Job:
Reproduce the lines that follow verbatim, omitting the pictures from your answer.

Data provided:
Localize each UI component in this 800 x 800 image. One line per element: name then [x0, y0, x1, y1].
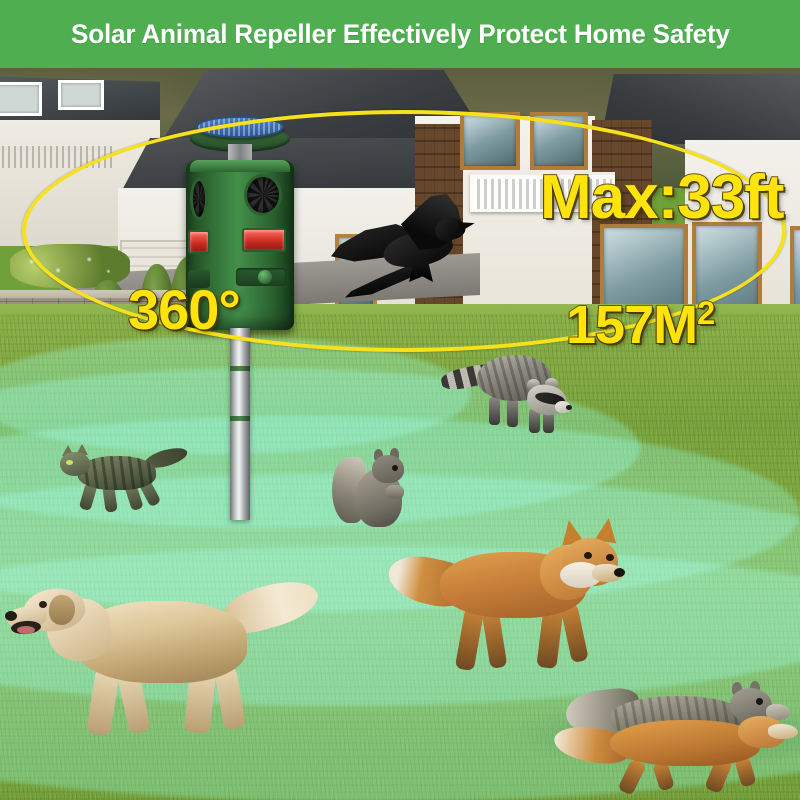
- callout-area-exponent: 2: [697, 295, 714, 331]
- animal-crow: Crow: [335, 188, 485, 318]
- neighbor-window: [58, 80, 104, 110]
- raccoon-leg: [489, 397, 500, 425]
- squirrel-paw: [386, 485, 404, 499]
- mounting-pole: [230, 328, 250, 520]
- dog-tongue: [17, 626, 35, 634]
- animal-raccoon: Raccoon: [455, 351, 573, 441]
- product-poster: Solar Animal Repeller Effectively Protec…: [0, 0, 800, 800]
- pole-band: [230, 366, 250, 371]
- cat-head: [60, 452, 90, 476]
- page-title: Solar Animal Repeller Effectively Protec…: [71, 19, 730, 50]
- crow-beak: [458, 218, 476, 232]
- animal-fox: Fox: [400, 530, 650, 690]
- callout-coverage-area: 157M2: [566, 297, 714, 352]
- pole-band: [230, 416, 250, 421]
- cat-eye: [66, 460, 73, 465]
- motion-sensor-window: [188, 230, 210, 254]
- fox-nose: [614, 568, 625, 577]
- house-window: [460, 112, 520, 170]
- fox-leg: [455, 607, 484, 671]
- speaker-grill-icon: [190, 178, 208, 220]
- dog-eye: [39, 601, 47, 608]
- animal-squirrel: Squirrel: [330, 443, 414, 535]
- solar-panel: [196, 116, 284, 138]
- callout-area-number: 157M: [566, 295, 697, 355]
- device-knob: [258, 270, 272, 284]
- animal-dog: Dog: [5, 573, 325, 748]
- squirrel-eye: [392, 465, 398, 471]
- running-fox-snout: [768, 724, 798, 739]
- fox-leg: [482, 609, 508, 669]
- callout-max-distance: Max:33ft: [540, 167, 784, 229]
- running-fox-leg: [617, 758, 646, 796]
- fox-eye: [606, 554, 614, 561]
- neighbor-window: [0, 82, 42, 116]
- raccoon-leg: [507, 399, 518, 427]
- raccoon-nose: [566, 405, 572, 410]
- fox-leg: [560, 603, 589, 663]
- animal-running-fox: Fox: [560, 680, 800, 800]
- house-window: [530, 112, 588, 170]
- motion-sensor-window: [242, 228, 286, 252]
- neighbor-railing: [0, 146, 112, 168]
- animal-cat: Cat: [48, 446, 188, 518]
- fox-eye: [584, 552, 592, 559]
- speaker-grill-icon: [244, 174, 282, 216]
- dog-nose: [5, 611, 17, 621]
- header-banner: Solar Animal Repeller Effectively Protec…: [0, 0, 800, 68]
- squirrel-head: [372, 455, 404, 483]
- callout-coverage-angle: 360°: [128, 282, 240, 338]
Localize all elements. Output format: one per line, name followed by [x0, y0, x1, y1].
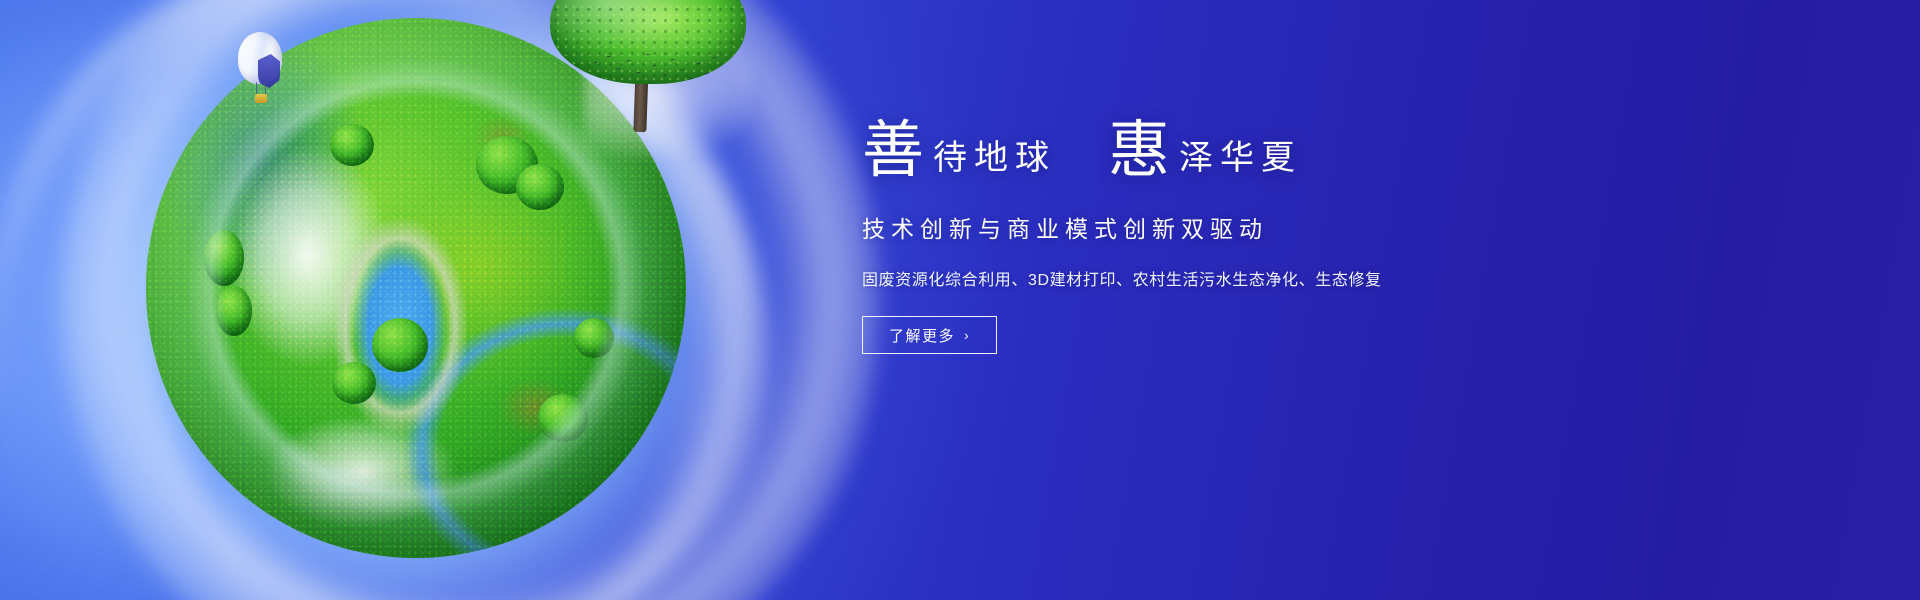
bird-flock-icon	[590, 52, 720, 92]
headline-subtitle: 技术创新与商业模式创新双驱动	[862, 210, 1482, 244]
tree-canopy-icon	[476, 136, 538, 194]
page-title: 善 待地球 惠 泽华夏	[862, 120, 1482, 182]
learn-more-label: 了解更多	[889, 325, 955, 346]
headline-part2-secondary: 泽华夏	[1179, 142, 1302, 182]
tree-canopy-icon	[372, 318, 428, 372]
tree-canopy-icon	[330, 124, 374, 166]
tree-canopy-icon	[516, 164, 564, 210]
green-planet-icon	[146, 18, 686, 558]
hero-banner: 善 待地球 惠 泽华夏 技术创新与商业模式创新双驱动 固废资源化综合利用、3D建…	[0, 0, 1920, 600]
headline-part1-secondary: 待地球	[933, 142, 1056, 182]
headline-description: 固废资源化综合利用、3D建材打印、农村生活污水生态净化、生态修复	[862, 266, 1482, 290]
tree-canopy-icon	[216, 286, 252, 336]
tree-canopy-icon	[538, 394, 588, 442]
headline-part1-primary: 善	[862, 120, 925, 182]
globe-illustration	[146, 18, 686, 558]
tree-canopy-icon	[204, 230, 244, 286]
balloon-basket	[255, 94, 267, 103]
chevron-right-icon: ›	[964, 327, 970, 343]
headline-part2-primary: 惠	[1108, 120, 1171, 182]
hero-content: 善 待地球 惠 泽华夏 技术创新与商业模式创新双驱动 固废资源化综合利用、3D建…	[862, 120, 1482, 354]
hot-air-balloon-icon	[238, 32, 282, 110]
learn-more-button[interactable]: 了解更多 ›	[862, 316, 997, 354]
tree-canopy-icon	[574, 318, 614, 358]
tree-canopy-icon	[332, 362, 376, 404]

Exercise response:
Localize each UI component in this 800 x 800 image. One line per element: name then [x0, y0, x1, y1].
- callout-area-exponent: 2: [697, 295, 714, 331]
- animal-crow: Crow: [335, 188, 485, 318]
- neighbor-window: [58, 80, 104, 110]
- raccoon-leg: [489, 397, 500, 425]
- squirrel-paw: [386, 485, 404, 499]
- mounting-pole: [230, 328, 250, 520]
- dog-tongue: [17, 626, 35, 634]
- animal-raccoon: Raccoon: [455, 351, 573, 441]
- product-poster: Solar Animal Repeller Effectively Protec…: [0, 0, 800, 800]
- pole-band: [230, 366, 250, 371]
- cat-head: [60, 452, 90, 476]
- page-title: Solar Animal Repeller Effectively Protec…: [71, 19, 730, 50]
- crow-beak: [458, 218, 476, 232]
- animal-fox: Fox: [400, 530, 650, 690]
- callout-coverage-area: 157M2: [566, 297, 714, 352]
- pole-band: [230, 416, 250, 421]
- cat-eye: [66, 460, 73, 465]
- motion-sensor-window: [188, 230, 210, 254]
- fox-nose: [614, 568, 625, 577]
- house-window: [460, 112, 520, 170]
- fox-leg: [455, 607, 484, 671]
- speaker-grill-icon: [190, 178, 208, 220]
- dog-eye: [39, 601, 47, 608]
- animal-squirrel: Squirrel: [330, 443, 414, 535]
- solar-panel: [196, 116, 284, 138]
- callout-area-number: 157M: [566, 295, 697, 355]
- device-knob: [258, 270, 272, 284]
- animal-dog: Dog: [5, 573, 325, 748]
- squirrel-eye: [392, 465, 398, 471]
- running-fox-snout: [768, 724, 798, 739]
- fox-leg: [482, 609, 508, 669]
- callout-max-distance: Max:33ft: [540, 167, 784, 229]
- running-fox-leg: [617, 758, 646, 796]
- fox-eye: [606, 554, 614, 561]
- neighbor-window: [0, 82, 42, 116]
- raccoon-leg: [507, 399, 518, 427]
- raccoon-nose: [566, 405, 572, 410]
- fox-leg: [560, 603, 589, 663]
- animal-running-fox: Fox: [560, 680, 800, 800]
- house-window: [530, 112, 588, 170]
- motion-sensor-window: [242, 228, 286, 252]
- neighbor-railing: [0, 146, 112, 168]
- animal-cat: Cat: [48, 446, 188, 518]
- fox-eye: [584, 552, 592, 559]
- speaker-grill-icon: [244, 174, 282, 216]
- dog-nose: [5, 611, 17, 621]
- header-banner: Solar Animal Repeller Effectively Protec…: [0, 0, 800, 68]
- squirrel-head: [372, 455, 404, 483]
- callout-coverage-angle: 360°: [128, 282, 240, 338]
Localize all elements. Output format: one per line, name followed by [x0, y0, x1, y1].
bird-flock-icon	[590, 52, 720, 92]
headline-subtitle: 技术创新与商业模式创新双驱动	[862, 210, 1482, 244]
tree-canopy-icon	[476, 136, 538, 194]
page-title: 善 待地球 惠 泽华夏	[862, 120, 1482, 182]
learn-more-label: 了解更多	[889, 325, 955, 346]
headline-part2-secondary: 泽华夏	[1179, 142, 1302, 182]
tree-canopy-icon	[372, 318, 428, 372]
tree-canopy-icon	[330, 124, 374, 166]
tree-canopy-icon	[516, 164, 564, 210]
green-planet-icon	[146, 18, 686, 558]
hero-banner: 善 待地球 惠 泽华夏 技术创新与商业模式创新双驱动 固废资源化综合利用、3D建…	[0, 0, 1920, 600]
headline-part1-secondary: 待地球	[933, 142, 1056, 182]
headline-description: 固废资源化综合利用、3D建材打印、农村生活污水生态净化、生态修复	[862, 266, 1482, 290]
tree-canopy-icon	[216, 286, 252, 336]
tree-canopy-icon	[538, 394, 588, 442]
headline-part1-primary: 善	[862, 120, 925, 182]
globe-illustration	[146, 18, 686, 558]
tree-canopy-icon	[204, 230, 244, 286]
balloon-basket	[255, 94, 267, 103]
chevron-right-icon: ›	[964, 327, 970, 343]
headline-part2-primary: 惠	[1108, 120, 1171, 182]
hero-content: 善 待地球 惠 泽华夏 技术创新与商业模式创新双驱动 固废资源化综合利用、3D建…	[862, 120, 1482, 354]
hot-air-balloon-icon	[238, 32, 282, 110]
learn-more-button[interactable]: 了解更多 ›	[862, 316, 997, 354]
tree-canopy-icon	[574, 318, 614, 358]
tree-canopy-icon	[332, 362, 376, 404]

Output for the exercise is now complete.